──────── EXERCISE INPUTS ────────

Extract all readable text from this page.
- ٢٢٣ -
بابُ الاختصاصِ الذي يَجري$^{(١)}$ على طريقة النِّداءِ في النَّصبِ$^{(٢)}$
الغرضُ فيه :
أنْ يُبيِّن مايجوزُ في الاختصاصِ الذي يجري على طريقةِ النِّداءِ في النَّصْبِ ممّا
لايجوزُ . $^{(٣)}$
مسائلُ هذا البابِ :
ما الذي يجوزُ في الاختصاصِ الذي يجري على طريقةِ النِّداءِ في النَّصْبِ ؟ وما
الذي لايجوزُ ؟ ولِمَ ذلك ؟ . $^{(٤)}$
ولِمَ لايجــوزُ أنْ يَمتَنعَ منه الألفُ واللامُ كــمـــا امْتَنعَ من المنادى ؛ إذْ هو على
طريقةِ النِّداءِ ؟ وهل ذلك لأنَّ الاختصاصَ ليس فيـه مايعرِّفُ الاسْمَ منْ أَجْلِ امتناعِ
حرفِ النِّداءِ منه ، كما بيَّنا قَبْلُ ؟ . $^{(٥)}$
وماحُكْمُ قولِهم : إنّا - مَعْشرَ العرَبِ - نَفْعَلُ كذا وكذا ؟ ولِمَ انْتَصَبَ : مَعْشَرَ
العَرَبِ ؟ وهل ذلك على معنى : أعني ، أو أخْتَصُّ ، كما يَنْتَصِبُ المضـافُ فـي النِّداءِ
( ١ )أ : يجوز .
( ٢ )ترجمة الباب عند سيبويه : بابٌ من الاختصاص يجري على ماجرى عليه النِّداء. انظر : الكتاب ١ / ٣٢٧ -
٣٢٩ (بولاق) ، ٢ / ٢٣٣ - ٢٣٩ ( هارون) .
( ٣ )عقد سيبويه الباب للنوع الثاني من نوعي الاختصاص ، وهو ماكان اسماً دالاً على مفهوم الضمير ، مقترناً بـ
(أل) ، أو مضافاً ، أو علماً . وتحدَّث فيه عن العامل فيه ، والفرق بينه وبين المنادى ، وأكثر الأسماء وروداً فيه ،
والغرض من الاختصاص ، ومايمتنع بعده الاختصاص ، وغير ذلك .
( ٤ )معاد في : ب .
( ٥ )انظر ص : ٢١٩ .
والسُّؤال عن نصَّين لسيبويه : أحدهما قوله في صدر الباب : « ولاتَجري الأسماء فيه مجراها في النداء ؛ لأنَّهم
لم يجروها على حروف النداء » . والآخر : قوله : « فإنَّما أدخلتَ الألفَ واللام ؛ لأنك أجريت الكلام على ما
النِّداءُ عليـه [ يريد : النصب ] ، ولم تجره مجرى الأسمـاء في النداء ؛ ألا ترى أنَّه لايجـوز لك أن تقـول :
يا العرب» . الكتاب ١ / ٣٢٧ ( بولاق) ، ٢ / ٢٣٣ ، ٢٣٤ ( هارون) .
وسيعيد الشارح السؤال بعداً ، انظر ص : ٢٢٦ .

────────

> **SET TASK**: Extract each line of the listing above, copying it word for word.

> **ANSWER BELOW**:
Extract all readable text from this page.
- ٢٢٣ -
بابُ الاختصاصِ الذي يَجري$^{(١)}$ على طريقة النِّداءِ في النَّصبِ$^{(٢)}$
الغرضُ فيه :
أنْ يُبيِّن مايجوزُ في الاختصاصِ الذي يجري على طريقةِ النِّداءِ في النَّصْبِ ممّا
لايجوزُ . $^{(٣)}$
مسائلُ هذا البابِ :
ما الذي يجوزُ في الاختصاصِ الذي يجري على طريقةِ النِّداءِ في النَّصْبِ ؟ وما
الذي لايجوزُ ؟ ولِمَ ذلك ؟ . $^{(٤)}$
ولِمَ لايجــوزُ أنْ يَمتَنعَ منه الألفُ واللامُ كــمـــا امْتَنعَ من المنادى ؛ إذْ هو على
طريقةِ النِّداءِ ؟ وهل ذلك لأنَّ الاختصاصَ ليس فيـه مايعرِّفُ الاسْمَ منْ أَجْلِ امتناعِ
حرفِ النِّداءِ منه ، كما بيَّنا قَبْلُ ؟ . $^{(٥)}$
وماحُكْمُ قولِهم : إنّا - مَعْشرَ العرَبِ - نَفْعَلُ كذا وكذا ؟ ولِمَ انْتَصَبَ : مَعْشَرَ
العَرَبِ ؟ وهل ذلك على معنى : أعني ، أو أخْتَصُّ ، كما يَنْتَصِبُ المضـافُ فـي النِّداءِ
( ١ )أ : يجوز .
( ٢ )ترجمة الباب عند سيبويه : بابٌ من الاختصاص يجري على ماجرى عليه النِّداء. انظر : الكتاب ١ / ٣٢٧ -
٣٢٩ (بولاق) ، ٢ / ٢٣٣ - ٢٣٩ ( هارون) .
( ٣ )عقد سيبويه الباب للنوع الثاني من نوعي الاختصاص ، وهو ماكان اسماً دالاً على مفهوم الضمير ، مقترناً بـ
(أل) ، أو مضافاً ، أو علماً . وتحدَّث فيه عن العامل فيه ، والفرق بينه وبين المنادى ، وأكثر الأسماء وروداً فيه ،
والغرض من الاختصاص ، ومايمتنع بعده الاختصاص ، وغير ذلك .
( ٤ )معاد في : ب .
( ٥ )انظر ص : ٢١٩ .
والسُّؤال عن نصَّين لسيبويه : أحدهما قوله في صدر الباب : « ولاتَجري الأسماء فيه مجراها في النداء ؛ لأنَّهم
لم يجروها على حروف النداء » . والآخر : قوله : « فإنَّما أدخلتَ الألفَ واللام ؛ لأنك أجريت الكلام على ما
النِّداءُ عليـه [ يريد : النصب ] ، ولم تجره مجرى الأسمـاء في النداء ؛ ألا ترى أنَّه لايجـوز لك أن تقـول :
يا العرب» . الكتاب ١ / ٣٢٧ ( بولاق) ، ٢ / ٢٣٣ ، ٢٣٤ ( هارون) .
وسيعيد الشارح السؤال بعداً ، انظر ص : ٢٢٦ .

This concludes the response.